------ PROVIDED RECORDS

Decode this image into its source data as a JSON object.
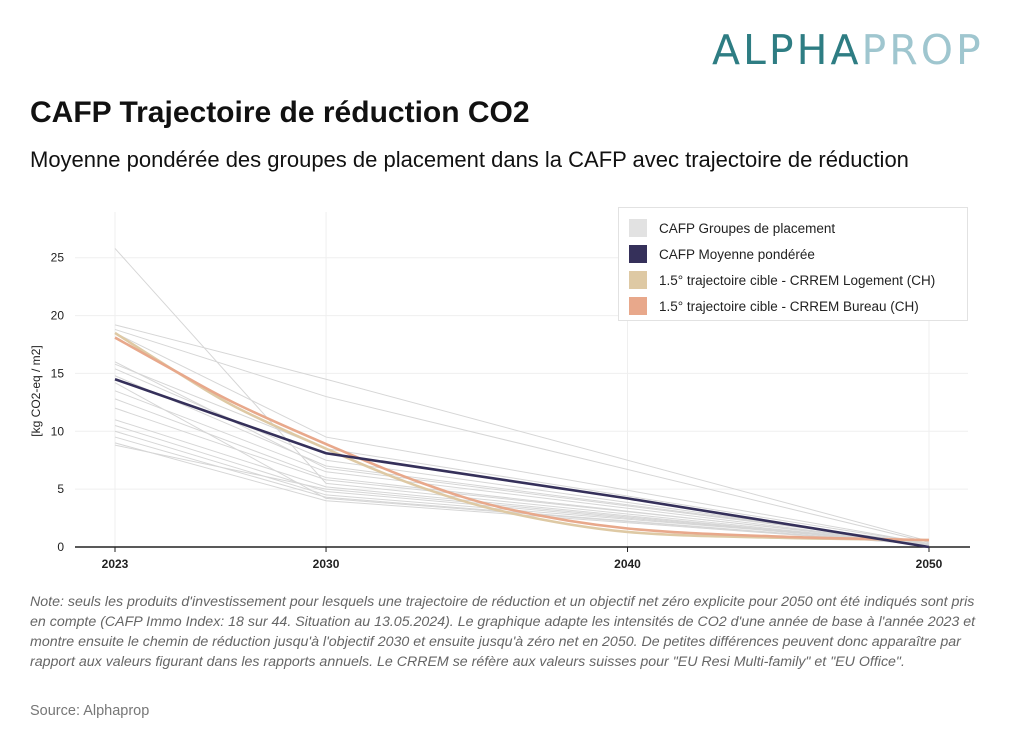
{
  "logo": {
    "part1": "ALPHA",
    "part2": "PROP",
    "color1": "#2e7d83",
    "color2": "#9fc6cf"
  },
  "title": "CAFP Trajectoire de réduction CO2",
  "subtitle": "Moyenne pondérée des groupes de placement dans la CAFP avec trajectoire de réduction",
  "note": "Note: seuls les produits d'investissement pour lesquels une trajectoire de réduction et un objectif net zéro explicite pour 2050 ont été indiqués sont pris en compte (CAFP Immo Index: 18 sur 44. Situation au 13.05.2024). Le graphique adapte les intensités de CO2 d'une année de base à l'année 2023 et montre ensuite le chemin de réduction jusqu'à l'objectif 2030 et ensuite jusqu'à zéro net en 2050. De petites différences peuvent donc apparaître par rapport aux valeurs figurant dans les rapports annuels. Le CRREM se réfère aux valeurs suisses pour \"EU Resi Multi-family\" et \"EU Office\".",
  "source": "Source: Alphaprop",
  "chart_data": {
    "type": "line",
    "ylabel": "[kg CO2-eq / m2]",
    "xlabel": "",
    "xlim": [
      2023,
      2050
    ],
    "ylim": [
      0,
      28
    ],
    "x_ticks": [
      2023,
      2030,
      2040,
      2050
    ],
    "y_ticks": [
      0,
      5,
      10,
      15,
      20,
      25
    ],
    "grid": true,
    "legend_position": "top-right",
    "legend": [
      {
        "label": "CAFP Groupes de placement",
        "color": "#e2e2e2"
      },
      {
        "label": "CAFP Moyenne pondérée",
        "color": "#35305a"
      },
      {
        "label": "1.5° trajectoire cible - CRREM Logement (CH)",
        "color": "#dec9a4"
      },
      {
        "label": "1.5° trajectoire cible - CRREM Bureau (CH)",
        "color": "#e8a88b"
      }
    ],
    "group_series": [
      {
        "x": [
          2023,
          2030,
          2050
        ],
        "y": [
          25.8,
          5.5,
          0.2
        ]
      },
      {
        "x": [
          2023,
          2030,
          2050
        ],
        "y": [
          19.2,
          14.5,
          0.5
        ]
      },
      {
        "x": [
          2023,
          2030,
          2050
        ],
        "y": [
          18.8,
          13.0,
          0.4
        ]
      },
      {
        "x": [
          2023,
          2030,
          2050
        ],
        "y": [
          18.5,
          9.5,
          0.3
        ]
      },
      {
        "x": [
          2023,
          2030,
          2050
        ],
        "y": [
          15.8,
          8.5,
          0.3
        ]
      },
      {
        "x": [
          2023,
          2030,
          2050
        ],
        "y": [
          15.4,
          7.5,
          0.2
        ]
      },
      {
        "x": [
          2023,
          2030,
          2050
        ],
        "y": [
          14.8,
          7.0,
          0.3
        ]
      },
      {
        "x": [
          2023,
          2030,
          2050
        ],
        "y": [
          13.5,
          6.5,
          0.2
        ]
      },
      {
        "x": [
          2023,
          2030,
          2050
        ],
        "y": [
          12.8,
          6.0,
          0.2
        ]
      },
      {
        "x": [
          2023,
          2030,
          2050
        ],
        "y": [
          12.0,
          5.8,
          0.3
        ]
      },
      {
        "x": [
          2023,
          2030,
          2050
        ],
        "y": [
          11.0,
          5.2,
          0.2
        ]
      },
      {
        "x": [
          2023,
          2030,
          2050
        ],
        "y": [
          10.5,
          4.8,
          0.2
        ]
      },
      {
        "x": [
          2023,
          2030,
          2050
        ],
        "y": [
          10.0,
          4.5,
          0.3
        ]
      },
      {
        "x": [
          2023,
          2030,
          2050
        ],
        "y": [
          9.5,
          4.3,
          0.2
        ]
      },
      {
        "x": [
          2023,
          2030,
          2050
        ],
        "y": [
          9.0,
          4.0,
          0.2
        ]
      },
      {
        "x": [
          2023,
          2030,
          2050
        ],
        "y": [
          8.8,
          5.0,
          0.2
        ]
      },
      {
        "x": [
          2023,
          2030,
          2050
        ],
        "y": [
          16.0,
          6.8,
          0.3
        ]
      },
      {
        "x": [
          2023,
          2030,
          2050
        ],
        "y": [
          14.2,
          4.2,
          0.2
        ]
      }
    ],
    "series": [
      {
        "name": "CAFP Moyenne pondérée",
        "color": "#35305a",
        "x": [
          2023,
          2030,
          2040,
          2050
        ],
        "y": [
          14.5,
          8.1,
          4.2,
          0.0
        ]
      },
      {
        "name": "1.5° trajectoire cible - CRREM Logement (CH)",
        "color": "#dec9a4",
        "x": [
          2023,
          2025,
          2027,
          2030,
          2033,
          2036,
          2040,
          2045,
          2050
        ],
        "y": [
          18.5,
          15.2,
          12.1,
          8.5,
          5.3,
          3.0,
          1.3,
          0.8,
          0.6
        ]
      },
      {
        "name": "1.5° trajectoire cible - CRREM Bureau (CH)",
        "color": "#e8a88b",
        "x": [
          2023,
          2025,
          2027,
          2030,
          2033,
          2036,
          2040,
          2045,
          2050
        ],
        "y": [
          18.1,
          15.2,
          12.4,
          8.9,
          5.7,
          3.3,
          1.6,
          0.9,
          0.6
        ]
      }
    ]
  }
}
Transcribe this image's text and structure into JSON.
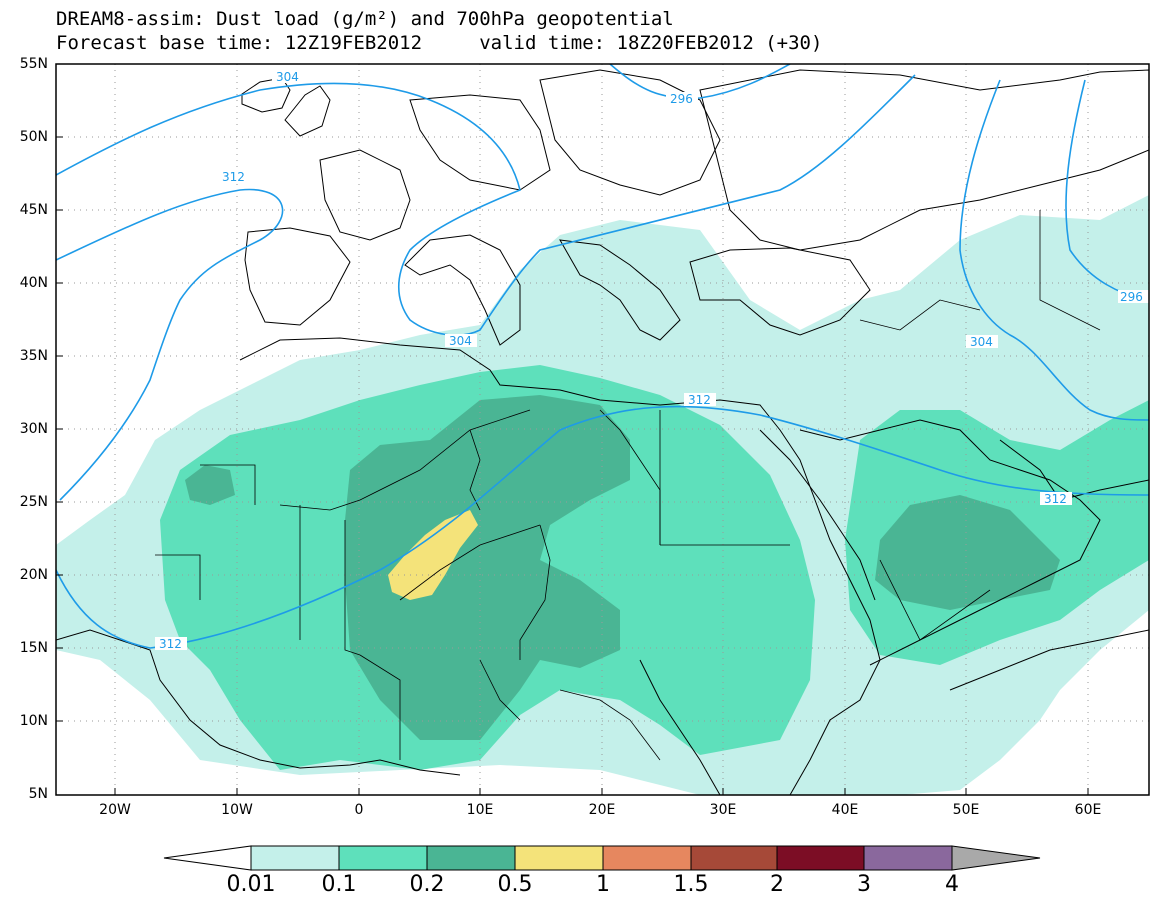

------------

Check each line above for the word "Moyenne" and say how many have it, with nothing else.

3